(Dataset entries on figures)
★ ★ ★ ★

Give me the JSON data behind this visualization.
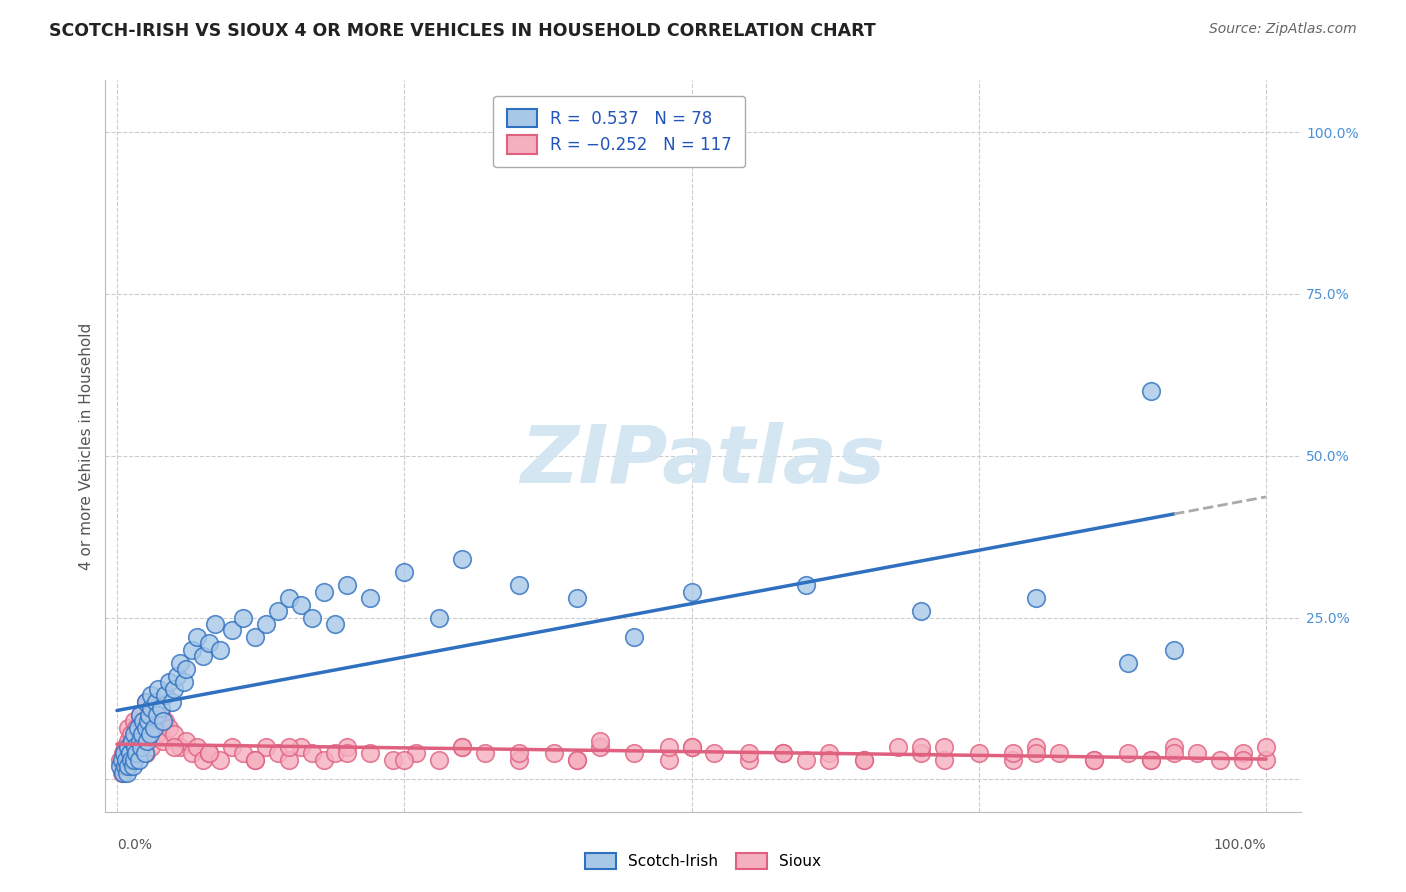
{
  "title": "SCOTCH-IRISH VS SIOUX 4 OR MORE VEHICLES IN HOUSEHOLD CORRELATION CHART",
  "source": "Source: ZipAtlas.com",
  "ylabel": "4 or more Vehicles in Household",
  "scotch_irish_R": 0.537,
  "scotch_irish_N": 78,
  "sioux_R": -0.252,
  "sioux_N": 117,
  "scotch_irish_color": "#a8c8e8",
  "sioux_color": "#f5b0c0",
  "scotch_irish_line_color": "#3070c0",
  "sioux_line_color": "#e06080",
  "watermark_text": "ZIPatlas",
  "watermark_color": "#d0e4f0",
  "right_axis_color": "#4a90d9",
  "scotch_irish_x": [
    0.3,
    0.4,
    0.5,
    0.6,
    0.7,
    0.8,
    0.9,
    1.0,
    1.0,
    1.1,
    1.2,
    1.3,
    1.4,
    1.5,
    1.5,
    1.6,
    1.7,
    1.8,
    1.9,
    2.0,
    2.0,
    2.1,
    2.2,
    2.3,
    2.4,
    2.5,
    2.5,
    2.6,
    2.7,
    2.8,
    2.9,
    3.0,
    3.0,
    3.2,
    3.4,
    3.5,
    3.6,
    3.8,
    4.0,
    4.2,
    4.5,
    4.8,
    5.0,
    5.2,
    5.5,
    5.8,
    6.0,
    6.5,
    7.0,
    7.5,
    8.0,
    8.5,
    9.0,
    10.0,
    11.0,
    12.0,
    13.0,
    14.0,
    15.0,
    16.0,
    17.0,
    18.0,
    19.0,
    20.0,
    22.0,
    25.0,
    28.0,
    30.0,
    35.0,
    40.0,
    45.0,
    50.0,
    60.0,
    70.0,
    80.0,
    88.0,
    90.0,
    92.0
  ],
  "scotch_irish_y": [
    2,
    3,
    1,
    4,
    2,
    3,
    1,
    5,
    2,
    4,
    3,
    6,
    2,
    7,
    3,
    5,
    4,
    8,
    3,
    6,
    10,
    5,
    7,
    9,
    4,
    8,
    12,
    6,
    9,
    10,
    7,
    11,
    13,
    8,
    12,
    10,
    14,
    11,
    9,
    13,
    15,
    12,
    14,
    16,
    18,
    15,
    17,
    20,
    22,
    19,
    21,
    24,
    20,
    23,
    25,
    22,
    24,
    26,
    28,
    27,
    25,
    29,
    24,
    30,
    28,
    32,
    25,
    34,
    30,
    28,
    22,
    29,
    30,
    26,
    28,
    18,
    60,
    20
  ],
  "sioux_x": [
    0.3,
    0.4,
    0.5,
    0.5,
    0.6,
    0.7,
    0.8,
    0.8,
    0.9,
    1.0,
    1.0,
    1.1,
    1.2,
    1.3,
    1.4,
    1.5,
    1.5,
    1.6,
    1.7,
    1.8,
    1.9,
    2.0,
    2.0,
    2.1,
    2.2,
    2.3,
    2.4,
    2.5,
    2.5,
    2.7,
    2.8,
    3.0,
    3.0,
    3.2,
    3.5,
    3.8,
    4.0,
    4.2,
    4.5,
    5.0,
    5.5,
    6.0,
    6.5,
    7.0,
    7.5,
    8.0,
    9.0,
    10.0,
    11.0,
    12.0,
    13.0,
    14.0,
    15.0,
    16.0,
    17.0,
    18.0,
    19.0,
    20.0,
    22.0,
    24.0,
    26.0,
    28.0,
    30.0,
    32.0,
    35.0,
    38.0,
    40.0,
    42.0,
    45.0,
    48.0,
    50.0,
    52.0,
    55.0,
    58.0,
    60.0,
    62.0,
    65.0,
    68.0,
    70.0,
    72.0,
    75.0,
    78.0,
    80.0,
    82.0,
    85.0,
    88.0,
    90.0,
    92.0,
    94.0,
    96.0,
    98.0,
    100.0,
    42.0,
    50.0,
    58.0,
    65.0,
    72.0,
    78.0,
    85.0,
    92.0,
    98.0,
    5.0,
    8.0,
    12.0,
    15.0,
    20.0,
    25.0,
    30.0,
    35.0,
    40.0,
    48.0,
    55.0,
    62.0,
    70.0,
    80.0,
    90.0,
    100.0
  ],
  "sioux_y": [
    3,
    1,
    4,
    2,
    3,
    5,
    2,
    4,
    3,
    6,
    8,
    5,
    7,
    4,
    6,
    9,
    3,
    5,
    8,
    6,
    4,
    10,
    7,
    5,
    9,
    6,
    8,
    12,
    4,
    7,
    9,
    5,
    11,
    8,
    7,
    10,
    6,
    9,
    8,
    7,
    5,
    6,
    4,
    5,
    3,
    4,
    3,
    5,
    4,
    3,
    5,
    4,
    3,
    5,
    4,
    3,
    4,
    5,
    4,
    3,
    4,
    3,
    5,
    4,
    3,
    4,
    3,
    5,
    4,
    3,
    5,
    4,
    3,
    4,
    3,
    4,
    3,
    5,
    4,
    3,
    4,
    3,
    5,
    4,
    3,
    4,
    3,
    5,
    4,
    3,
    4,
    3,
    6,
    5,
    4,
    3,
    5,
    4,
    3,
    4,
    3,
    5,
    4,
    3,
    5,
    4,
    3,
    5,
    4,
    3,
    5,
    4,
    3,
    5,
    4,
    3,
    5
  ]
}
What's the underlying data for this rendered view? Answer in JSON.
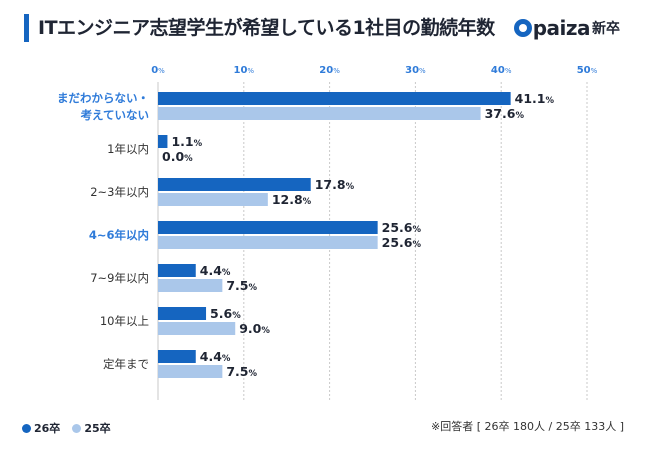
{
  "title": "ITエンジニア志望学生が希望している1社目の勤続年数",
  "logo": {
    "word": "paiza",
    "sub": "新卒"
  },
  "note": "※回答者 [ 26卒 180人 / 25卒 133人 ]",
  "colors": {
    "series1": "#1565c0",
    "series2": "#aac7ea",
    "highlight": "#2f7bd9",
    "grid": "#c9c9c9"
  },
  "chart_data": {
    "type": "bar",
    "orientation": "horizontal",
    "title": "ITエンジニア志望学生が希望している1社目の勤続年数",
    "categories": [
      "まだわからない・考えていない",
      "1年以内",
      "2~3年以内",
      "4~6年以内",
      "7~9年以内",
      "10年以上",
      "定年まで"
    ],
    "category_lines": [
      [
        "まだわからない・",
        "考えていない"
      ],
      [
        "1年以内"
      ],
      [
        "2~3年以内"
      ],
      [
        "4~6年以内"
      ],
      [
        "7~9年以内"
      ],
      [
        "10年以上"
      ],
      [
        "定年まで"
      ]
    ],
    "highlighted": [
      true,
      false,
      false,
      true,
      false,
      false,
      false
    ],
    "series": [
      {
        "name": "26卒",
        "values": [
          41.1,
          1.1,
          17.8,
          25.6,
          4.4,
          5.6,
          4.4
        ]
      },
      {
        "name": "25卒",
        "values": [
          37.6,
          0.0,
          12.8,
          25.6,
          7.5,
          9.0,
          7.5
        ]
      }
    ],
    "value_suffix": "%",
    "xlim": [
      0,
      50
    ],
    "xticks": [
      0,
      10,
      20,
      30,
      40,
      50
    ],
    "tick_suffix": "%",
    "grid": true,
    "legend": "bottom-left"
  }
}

★ ★ ★ ★

■ WHAT YOU SHOULD DO ■
Pictures excluded, quote all the data above exactly.

■ ANSWER TO THIS EXERCISE ■
Give me the JSON data behind this visualization.
{
  "title": "SCOTCH-IRISH VS SIOUX 4 OR MORE VEHICLES IN HOUSEHOLD CORRELATION CHART",
  "source": "Source: ZipAtlas.com",
  "ylabel": "4 or more Vehicles in Household",
  "scotch_irish_R": 0.537,
  "scotch_irish_N": 78,
  "sioux_R": -0.252,
  "sioux_N": 117,
  "scotch_irish_color": "#a8c8e8",
  "sioux_color": "#f5b0c0",
  "scotch_irish_line_color": "#3070c0",
  "sioux_line_color": "#e06080",
  "watermark_text": "ZIPatlas",
  "watermark_color": "#d0e4f0",
  "right_axis_color": "#4a90d9",
  "scotch_irish_x": [
    0.3,
    0.4,
    0.5,
    0.6,
    0.7,
    0.8,
    0.9,
    1.0,
    1.0,
    1.1,
    1.2,
    1.3,
    1.4,
    1.5,
    1.5,
    1.6,
    1.7,
    1.8,
    1.9,
    2.0,
    2.0,
    2.1,
    2.2,
    2.3,
    2.4,
    2.5,
    2.5,
    2.6,
    2.7,
    2.8,
    2.9,
    3.0,
    3.0,
    3.2,
    3.4,
    3.5,
    3.6,
    3.8,
    4.0,
    4.2,
    4.5,
    4.8,
    5.0,
    5.2,
    5.5,
    5.8,
    6.0,
    6.5,
    7.0,
    7.5,
    8.0,
    8.5,
    9.0,
    10.0,
    11.0,
    12.0,
    13.0,
    14.0,
    15.0,
    16.0,
    17.0,
    18.0,
    19.0,
    20.0,
    22.0,
    25.0,
    28.0,
    30.0,
    35.0,
    40.0,
    45.0,
    50.0,
    60.0,
    70.0,
    80.0,
    88.0,
    90.0,
    92.0
  ],
  "scotch_irish_y": [
    2,
    3,
    1,
    4,
    2,
    3,
    1,
    5,
    2,
    4,
    3,
    6,
    2,
    7,
    3,
    5,
    4,
    8,
    3,
    6,
    10,
    5,
    7,
    9,
    4,
    8,
    12,
    6,
    9,
    10,
    7,
    11,
    13,
    8,
    12,
    10,
    14,
    11,
    9,
    13,
    15,
    12,
    14,
    16,
    18,
    15,
    17,
    20,
    22,
    19,
    21,
    24,
    20,
    23,
    25,
    22,
    24,
    26,
    28,
    27,
    25,
    29,
    24,
    30,
    28,
    32,
    25,
    34,
    30,
    28,
    22,
    29,
    30,
    26,
    28,
    18,
    60,
    20
  ],
  "sioux_x": [
    0.3,
    0.4,
    0.5,
    0.5,
    0.6,
    0.7,
    0.8,
    0.8,
    0.9,
    1.0,
    1.0,
    1.1,
    1.2,
    1.3,
    1.4,
    1.5,
    1.5,
    1.6,
    1.7,
    1.8,
    1.9,
    2.0,
    2.0,
    2.1,
    2.2,
    2.3,
    2.4,
    2.5,
    2.5,
    2.7,
    2.8,
    3.0,
    3.0,
    3.2,
    3.5,
    3.8,
    4.0,
    4.2,
    4.5,
    5.0,
    5.5,
    6.0,
    6.5,
    7.0,
    7.5,
    8.0,
    9.0,
    10.0,
    11.0,
    12.0,
    13.0,
    14.0,
    15.0,
    16.0,
    17.0,
    18.0,
    19.0,
    20.0,
    22.0,
    24.0,
    26.0,
    28.0,
    30.0,
    32.0,
    35.0,
    38.0,
    40.0,
    42.0,
    45.0,
    48.0,
    50.0,
    52.0,
    55.0,
    58.0,
    60.0,
    62.0,
    65.0,
    68.0,
    70.0,
    72.0,
    75.0,
    78.0,
    80.0,
    82.0,
    85.0,
    88.0,
    90.0,
    92.0,
    94.0,
    96.0,
    98.0,
    100.0,
    42.0,
    50.0,
    58.0,
    65.0,
    72.0,
    78.0,
    85.0,
    92.0,
    98.0,
    5.0,
    8.0,
    12.0,
    15.0,
    20.0,
    25.0,
    30.0,
    35.0,
    40.0,
    48.0,
    55.0,
    62.0,
    70.0,
    80.0,
    90.0,
    100.0
  ],
  "sioux_y": [
    3,
    1,
    4,
    2,
    3,
    5,
    2,
    4,
    3,
    6,
    8,
    5,
    7,
    4,
    6,
    9,
    3,
    5,
    8,
    6,
    4,
    10,
    7,
    5,
    9,
    6,
    8,
    12,
    4,
    7,
    9,
    5,
    11,
    8,
    7,
    10,
    6,
    9,
    8,
    7,
    5,
    6,
    4,
    5,
    3,
    4,
    3,
    5,
    4,
    3,
    5,
    4,
    3,
    5,
    4,
    3,
    4,
    5,
    4,
    3,
    4,
    3,
    5,
    4,
    3,
    4,
    3,
    5,
    4,
    3,
    5,
    4,
    3,
    4,
    3,
    4,
    3,
    5,
    4,
    3,
    4,
    3,
    5,
    4,
    3,
    4,
    3,
    5,
    4,
    3,
    4,
    3,
    6,
    5,
    4,
    3,
    5,
    4,
    3,
    4,
    3,
    5,
    4,
    3,
    5,
    4,
    3,
    5,
    4,
    3,
    5,
    4,
    3,
    5,
    4,
    3,
    5
  ]
}
What's the underlying data for this rendered view? Answer in JSON.
{
  "title": "ITエンジニア志望学生が希望している1社目の勤続年数",
  "logo": {
    "word": "paiza",
    "sub": "新卒"
  },
  "note": "※回答者 [ 26卒 180人 / 25卒 133人 ]",
  "colors": {
    "series1": "#1565c0",
    "series2": "#aac7ea",
    "highlight": "#2f7bd9",
    "grid": "#c9c9c9"
  },
  "chart_data": {
    "type": "bar",
    "orientation": "horizontal",
    "title": "ITエンジニア志望学生が希望している1社目の勤続年数",
    "categories": [
      "まだわからない・考えていない",
      "1年以内",
      "2~3年以内",
      "4~6年以内",
      "7~9年以内",
      "10年以上",
      "定年まで"
    ],
    "category_lines": [
      [
        "まだわからない・",
        "考えていない"
      ],
      [
        "1年以内"
      ],
      [
        "2~3年以内"
      ],
      [
        "4~6年以内"
      ],
      [
        "7~9年以内"
      ],
      [
        "10年以上"
      ],
      [
        "定年まで"
      ]
    ],
    "highlighted": [
      true,
      false,
      false,
      true,
      false,
      false,
      false
    ],
    "series": [
      {
        "name": "26卒",
        "values": [
          41.1,
          1.1,
          17.8,
          25.6,
          4.4,
          5.6,
          4.4
        ]
      },
      {
        "name": "25卒",
        "values": [
          37.6,
          0.0,
          12.8,
          25.6,
          7.5,
          9.0,
          7.5
        ]
      }
    ],
    "value_suffix": "%",
    "xlim": [
      0,
      50
    ],
    "xticks": [
      0,
      10,
      20,
      30,
      40,
      50
    ],
    "tick_suffix": "%",
    "grid": true,
    "legend": "bottom-left"
  }
}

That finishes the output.